### WRITTEN INSTRUCTION
Could you transcribe the material below exactly, without leaving out a single line?

[Start RECORDED DATA]

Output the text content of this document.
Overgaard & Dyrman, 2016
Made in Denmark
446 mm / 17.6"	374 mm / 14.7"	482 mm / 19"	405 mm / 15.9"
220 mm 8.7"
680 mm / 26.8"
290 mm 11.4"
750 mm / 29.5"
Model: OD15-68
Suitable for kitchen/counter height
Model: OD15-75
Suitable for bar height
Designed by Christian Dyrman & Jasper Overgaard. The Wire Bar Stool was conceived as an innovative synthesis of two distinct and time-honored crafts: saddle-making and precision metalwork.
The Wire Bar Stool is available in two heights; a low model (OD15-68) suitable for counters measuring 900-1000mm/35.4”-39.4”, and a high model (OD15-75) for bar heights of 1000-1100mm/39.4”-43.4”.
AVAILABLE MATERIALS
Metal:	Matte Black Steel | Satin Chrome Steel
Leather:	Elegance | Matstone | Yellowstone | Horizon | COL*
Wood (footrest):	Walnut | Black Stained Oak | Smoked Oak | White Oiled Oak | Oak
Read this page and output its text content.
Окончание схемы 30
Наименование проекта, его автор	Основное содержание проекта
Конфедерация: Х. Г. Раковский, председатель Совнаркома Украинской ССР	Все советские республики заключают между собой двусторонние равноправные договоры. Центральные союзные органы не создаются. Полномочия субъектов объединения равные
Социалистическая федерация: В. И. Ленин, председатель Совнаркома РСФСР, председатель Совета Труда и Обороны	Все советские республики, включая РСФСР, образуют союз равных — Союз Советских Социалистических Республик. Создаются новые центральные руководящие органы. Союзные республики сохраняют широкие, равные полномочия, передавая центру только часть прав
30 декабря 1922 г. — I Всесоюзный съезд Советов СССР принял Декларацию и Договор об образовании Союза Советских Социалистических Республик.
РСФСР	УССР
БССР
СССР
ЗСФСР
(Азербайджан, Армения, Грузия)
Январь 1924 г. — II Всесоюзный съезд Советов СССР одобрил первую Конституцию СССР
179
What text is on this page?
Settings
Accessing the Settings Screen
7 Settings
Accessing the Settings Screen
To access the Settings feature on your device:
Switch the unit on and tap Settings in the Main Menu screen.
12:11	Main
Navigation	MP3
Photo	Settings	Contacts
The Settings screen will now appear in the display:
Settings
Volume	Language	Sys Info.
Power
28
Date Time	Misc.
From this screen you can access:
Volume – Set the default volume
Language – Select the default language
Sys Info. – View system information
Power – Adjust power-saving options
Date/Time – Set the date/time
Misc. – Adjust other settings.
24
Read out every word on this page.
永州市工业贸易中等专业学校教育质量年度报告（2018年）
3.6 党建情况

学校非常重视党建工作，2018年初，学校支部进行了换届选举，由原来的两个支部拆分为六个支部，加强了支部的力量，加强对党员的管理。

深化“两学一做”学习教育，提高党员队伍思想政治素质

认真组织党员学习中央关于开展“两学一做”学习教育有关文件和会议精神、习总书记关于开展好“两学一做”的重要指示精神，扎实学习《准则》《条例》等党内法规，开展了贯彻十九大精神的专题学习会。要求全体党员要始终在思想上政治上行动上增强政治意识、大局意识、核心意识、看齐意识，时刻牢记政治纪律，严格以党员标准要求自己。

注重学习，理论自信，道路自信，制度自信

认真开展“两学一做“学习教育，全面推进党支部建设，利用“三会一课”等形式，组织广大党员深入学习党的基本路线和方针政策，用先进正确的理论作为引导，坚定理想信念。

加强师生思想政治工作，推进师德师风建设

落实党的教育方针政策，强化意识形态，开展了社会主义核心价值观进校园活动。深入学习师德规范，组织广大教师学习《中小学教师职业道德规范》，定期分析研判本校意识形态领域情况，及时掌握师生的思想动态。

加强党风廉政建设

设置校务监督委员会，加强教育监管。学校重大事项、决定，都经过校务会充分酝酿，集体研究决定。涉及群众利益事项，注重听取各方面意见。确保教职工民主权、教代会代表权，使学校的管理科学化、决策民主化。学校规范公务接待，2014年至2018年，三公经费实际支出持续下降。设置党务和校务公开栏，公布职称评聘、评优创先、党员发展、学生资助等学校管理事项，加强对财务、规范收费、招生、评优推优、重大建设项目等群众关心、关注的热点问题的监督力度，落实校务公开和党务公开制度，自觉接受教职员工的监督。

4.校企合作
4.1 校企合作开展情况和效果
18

[End RECORDED DATA]

### RESULT BELOW
Output the text content of this document.
Overgaard & Dyrman, 2016
Made in Denmark
446 mm / 17.6"	374 mm / 14.7"	482 mm / 19"	405 mm / 15.9"
220 mm 8.7"
680 mm / 26.8"
290 mm 11.4"
750 mm / 29.5"
Model: OD15-68
Suitable for kitchen/counter height
Model: OD15-75
Suitable for bar height
Designed by Christian Dyrman & Jasper Overgaard. The Wire Bar Stool was conceived as an innovative synthesis of two distinct and time-honored crafts: saddle-making and precision metalwork.
The Wire Bar Stool is available in two heights; a low model (OD15-68) suitable for counters measuring 900-1000mm/35.4”-39.4”, and a high model (OD15-75) for bar heights of 1000-1100mm/39.4”-43.4”.
AVAILABLE MATERIALS
Metal:	Matte Black Steel | Satin Chrome Steel
Leather:	Elegance | Matstone | Yellowstone | Horizon | COL*
Wood (footrest):	Walnut | Black Stained Oak | Smoked Oak | White Oiled Oak | Oak
Read this page and output its text content.
Окончание схемы 30
Наименование проекта, его автор	Основное содержание проекта
Конфедерация: Х. Г. Раковский, председатель Совнаркома Украинской ССР	Все советские республики заключают между собой двусторонние равноправные договоры. Центральные союзные органы не создаются. Полномочия субъектов объединения равные
Социалистическая федерация: В. И. Ленин, председатель Совнаркома РСФСР, председатель Совета Труда и Обороны	Все советские республики, включая РСФСР, образуют союз равных — Союз Советских Социалистических Республик. Создаются новые центральные руководящие органы. Союзные республики сохраняют широкие, равные полномочия, передавая центру только часть прав
30 декабря 1922 г. — I Всесоюзный съезд Советов СССР принял Декларацию и Договор об образовании Союза Советских Социалистических Республик.
РСФСР	УССР
БССР
СССР
ЗСФСР
(Азербайджан, Армения, Грузия)
Январь 1924 г. — II Всесоюзный съезд Советов СССР одобрил первую Конституцию СССР
179
What text is on this page?
Settings
Accessing the Settings Screen
7 Settings
Accessing the Settings Screen
To access the Settings feature on your device:
Switch the unit on and tap Settings in the Main Menu screen.
12:11	Main
Navigation	MP3
Photo	Settings	Contacts
The Settings screen will now appear in the display:
Settings
Volume	Language	Sys Info.
Power
28
Date Time	Misc.
From this screen you can access:
Volume – Set the default volume
Language – Select the default language
Sys Info. – View system information
Power – Adjust power-saving options
Date/Time – Set the date/time
Misc. – Adjust other settings.
24
Read out every word on this page.
永州市工业贸易中等专业学校教育质量年度报告（2018年）
3.6 党建情况

学校非常重视党建工作，2018年初，学校支部进行了换届选举，由原来的两个支部拆分为六个支部，加强了支部的力量，加强对党员的管理。

深化“两学一做”学习教育，提高党员队伍思想政治素质

认真组织党员学习中央关于开展“两学一做”学习教育有关文件和会议精神、习总书记关于开展好“两学一做”的重要指示精神，扎实学习《准则》《条例》等党内法规，开展了贯彻十九大精神的专题学习会。要求全体党员要始终在思想上政治上行动上增强政治意识、大局意识、核心意识、看齐意识，时刻牢记政治纪律，严格以党员标准要求自己。

注重学习，理论自信，道路自信，制度自信

认真开展“两学一做“学习教育，全面推进党支部建设，利用“三会一课”等形式，组织广大党员深入学习党的基本路线和方针政策，用先进正确的理论作为引导，坚定理想信念。

加强师生思想政治工作，推进师德师风建设

落实党的教育方针政策，强化意识形态，开展了社会主义核心价值观进校园活动。深入学习师德规范，组织广大教师学习《中小学教师职业道德规范》，定期分析研判本校意识形态领域情况，及时掌握师生的思想动态。

加强党风廉政建设

设置校务监督委员会，加强教育监管。学校重大事项、决定，都经过校务会充分酝酿，集体研究决定。涉及群众利益事项，注重听取各方面意见。确保教职工民主权、教代会代表权，使学校的管理科学化、决策民主化。学校规范公务接待，2014年至2018年，三公经费实际支出持续下降。设置党务和校务公开栏，公布职称评聘、评优创先、党员发展、学生资助等学校管理事项，加强对财务、规范收费、招生、评优推优、重大建设项目等群众关心、关注的热点问题的监督力度，落实校务公开和党务公开制度，自觉接受教职员工的监督。

4.校企合作
4.1 校企合作开展情况和效果
18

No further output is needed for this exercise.